Dirty laundry aired in public is never good — for the brand or investors. In time, the smell goes away. Very unfortunate for all concerned — Dunn was an inspirational leader and to be dragged through the mud is awful, but so are indiscretions if true. The new CEO will look forward and leave all this behind.

Kai Clarke
Guest
10 years 22 days ago

Dumb and Dumber. BB is clearly clueless regarding the implications to having their ship run without a captain. Putting the old captain back into place, just because he determined this was the best path, demonstrates poor decision making on the part of the board (who has to approve this), as well as a continuation of the misguided direction this company is taking. Find a great CEO at a relevant company and hire him away. Pay him well, and he will do wonders for the organization. Anything less than this will only accelerate BB’s demise. Do it right, do it now, do it right now.

Ed Rosenbaum
Guest
10 years 22 days ago

Another major retailer going through another internal crisis. The sad part is that this is nothing new and we, as the general public, have become used to it.

My issue with the handling of this matter is the founder being left off the search committee. After all, it was his baby. There will be more bad news before we hear good news.

Bill Bittner
Guest
Bill Bittner
10 years 22 days ago
It is interesting that this discussion appears on the same day as the first discussion on the continued decline of the brick and mortar business model. It is clear that Best Buy has suffered significantly from the “showroom syndrome” and that they need to make long-term changes. RadioShack looks like a great elixir. By combining Best Buy’s purchasing and distribution with RadioShack’s local presence for walk-in service, it seems like a viable model that would save both organizations. As far as the circumstances of Mr. Dunn’s departure, I guess the simplest answer is that we do not have enough information to really evaluate. If he used his position of authority to establish a personal relationship, I don’t think the company had any options. Beyond that, the varying shades of grey mean there is no “right” decision for past events. The decision simply has to be “What is the best choice for moving forward?” There are two thoughts regarding the search for a successor. If the departure was as unexpected as it appears, there is plenty… Read more »

------------------------------------------------------------

▶ TASK INSTRUCTIONS
1 - Give the name of every commenter shown in the reader comments about Best Buy's leadership.
2 - Transcribe the reader comments about Best Buy's leadership from "Dumb and Dumber." up to and including "it right now.".
Answer from the reader comments alone.

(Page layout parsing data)
------------------------------------------------------------

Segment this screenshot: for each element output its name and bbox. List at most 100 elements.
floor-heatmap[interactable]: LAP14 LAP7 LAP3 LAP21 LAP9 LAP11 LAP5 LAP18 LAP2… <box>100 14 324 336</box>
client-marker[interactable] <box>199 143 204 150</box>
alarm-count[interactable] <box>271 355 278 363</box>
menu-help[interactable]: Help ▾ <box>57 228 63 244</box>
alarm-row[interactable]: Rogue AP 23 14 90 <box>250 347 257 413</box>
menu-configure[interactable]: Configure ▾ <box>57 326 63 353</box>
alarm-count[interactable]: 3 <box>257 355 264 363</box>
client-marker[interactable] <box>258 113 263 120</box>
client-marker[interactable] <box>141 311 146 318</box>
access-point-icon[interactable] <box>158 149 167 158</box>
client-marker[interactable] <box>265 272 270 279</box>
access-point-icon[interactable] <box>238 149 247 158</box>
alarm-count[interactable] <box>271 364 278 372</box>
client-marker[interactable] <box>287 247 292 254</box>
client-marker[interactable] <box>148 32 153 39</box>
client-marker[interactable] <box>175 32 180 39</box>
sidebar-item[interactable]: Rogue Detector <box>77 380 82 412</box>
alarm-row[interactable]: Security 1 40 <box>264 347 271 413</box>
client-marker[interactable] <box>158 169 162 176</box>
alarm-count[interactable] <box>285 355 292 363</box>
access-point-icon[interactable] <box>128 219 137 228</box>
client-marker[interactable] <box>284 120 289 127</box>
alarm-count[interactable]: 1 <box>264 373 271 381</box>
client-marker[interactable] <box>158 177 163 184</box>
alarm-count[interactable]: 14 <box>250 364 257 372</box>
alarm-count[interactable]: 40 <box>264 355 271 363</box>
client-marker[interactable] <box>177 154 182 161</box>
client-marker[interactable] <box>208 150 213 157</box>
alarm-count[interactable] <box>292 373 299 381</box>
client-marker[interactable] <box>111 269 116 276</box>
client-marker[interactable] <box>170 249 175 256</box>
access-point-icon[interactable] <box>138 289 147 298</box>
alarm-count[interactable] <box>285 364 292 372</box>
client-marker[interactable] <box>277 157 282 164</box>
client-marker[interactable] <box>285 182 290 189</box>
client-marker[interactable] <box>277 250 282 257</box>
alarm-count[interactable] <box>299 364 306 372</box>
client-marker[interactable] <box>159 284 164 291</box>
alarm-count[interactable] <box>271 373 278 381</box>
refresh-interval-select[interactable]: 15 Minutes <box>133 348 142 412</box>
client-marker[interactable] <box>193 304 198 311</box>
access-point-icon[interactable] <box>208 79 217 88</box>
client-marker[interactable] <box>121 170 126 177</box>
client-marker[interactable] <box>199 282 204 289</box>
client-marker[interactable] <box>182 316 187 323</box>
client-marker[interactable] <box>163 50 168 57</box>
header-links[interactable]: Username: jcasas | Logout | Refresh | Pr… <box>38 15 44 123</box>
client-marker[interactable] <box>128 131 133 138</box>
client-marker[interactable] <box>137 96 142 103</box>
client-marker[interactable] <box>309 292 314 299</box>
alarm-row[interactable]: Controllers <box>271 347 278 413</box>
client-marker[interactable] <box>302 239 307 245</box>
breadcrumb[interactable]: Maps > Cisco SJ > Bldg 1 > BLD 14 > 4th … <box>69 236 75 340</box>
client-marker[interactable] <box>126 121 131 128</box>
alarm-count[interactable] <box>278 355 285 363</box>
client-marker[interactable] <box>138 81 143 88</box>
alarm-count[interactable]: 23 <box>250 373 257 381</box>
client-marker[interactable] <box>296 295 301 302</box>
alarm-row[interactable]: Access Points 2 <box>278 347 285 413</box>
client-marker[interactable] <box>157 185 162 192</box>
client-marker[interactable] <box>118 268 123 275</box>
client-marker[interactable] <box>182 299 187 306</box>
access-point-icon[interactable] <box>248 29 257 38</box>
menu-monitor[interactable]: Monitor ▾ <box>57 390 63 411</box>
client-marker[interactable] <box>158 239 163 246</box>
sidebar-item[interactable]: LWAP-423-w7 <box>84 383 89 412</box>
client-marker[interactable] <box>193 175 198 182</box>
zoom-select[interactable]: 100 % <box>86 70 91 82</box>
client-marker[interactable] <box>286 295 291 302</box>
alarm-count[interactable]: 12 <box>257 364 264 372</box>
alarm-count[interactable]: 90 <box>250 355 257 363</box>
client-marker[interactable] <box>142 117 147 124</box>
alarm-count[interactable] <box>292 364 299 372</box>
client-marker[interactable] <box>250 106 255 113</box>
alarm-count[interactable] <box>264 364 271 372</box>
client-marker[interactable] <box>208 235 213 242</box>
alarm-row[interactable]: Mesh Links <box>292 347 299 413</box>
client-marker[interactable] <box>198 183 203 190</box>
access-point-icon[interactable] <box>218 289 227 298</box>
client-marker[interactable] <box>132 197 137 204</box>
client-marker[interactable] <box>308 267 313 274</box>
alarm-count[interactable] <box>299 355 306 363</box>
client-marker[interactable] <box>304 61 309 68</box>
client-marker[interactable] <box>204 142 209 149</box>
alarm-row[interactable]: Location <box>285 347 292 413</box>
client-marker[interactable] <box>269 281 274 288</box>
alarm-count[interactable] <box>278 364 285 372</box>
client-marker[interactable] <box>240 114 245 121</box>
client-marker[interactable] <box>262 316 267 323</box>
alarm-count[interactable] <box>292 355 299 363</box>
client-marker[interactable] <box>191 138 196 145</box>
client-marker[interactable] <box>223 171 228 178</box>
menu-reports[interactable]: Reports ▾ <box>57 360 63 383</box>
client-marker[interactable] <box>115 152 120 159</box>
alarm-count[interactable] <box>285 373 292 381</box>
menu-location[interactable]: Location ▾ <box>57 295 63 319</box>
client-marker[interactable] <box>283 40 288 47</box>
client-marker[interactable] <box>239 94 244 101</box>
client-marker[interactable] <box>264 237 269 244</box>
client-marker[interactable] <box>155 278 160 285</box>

------------------------------------------------------------

▶ TASK SOLUTIONS
1 - Kai Clarke, Ed Rosenbaum, Bill Bittner

2 -
Dumb and Dumber. BB is clearly clueless regarding the implications to having their ship run without a captain. Putting the old captain back into place, just because he determined this was the best path, demonstrates poor decision making on the part of the board (who has to approve this), as well as a continuation of the misguided direction this company is taking. Find a great CEO at a relevant company and hire him away. Pay him well, and he will do wonders for the organization. Anything less than this will only accelerate BB’s demise. Do it right, do it now, do it right now.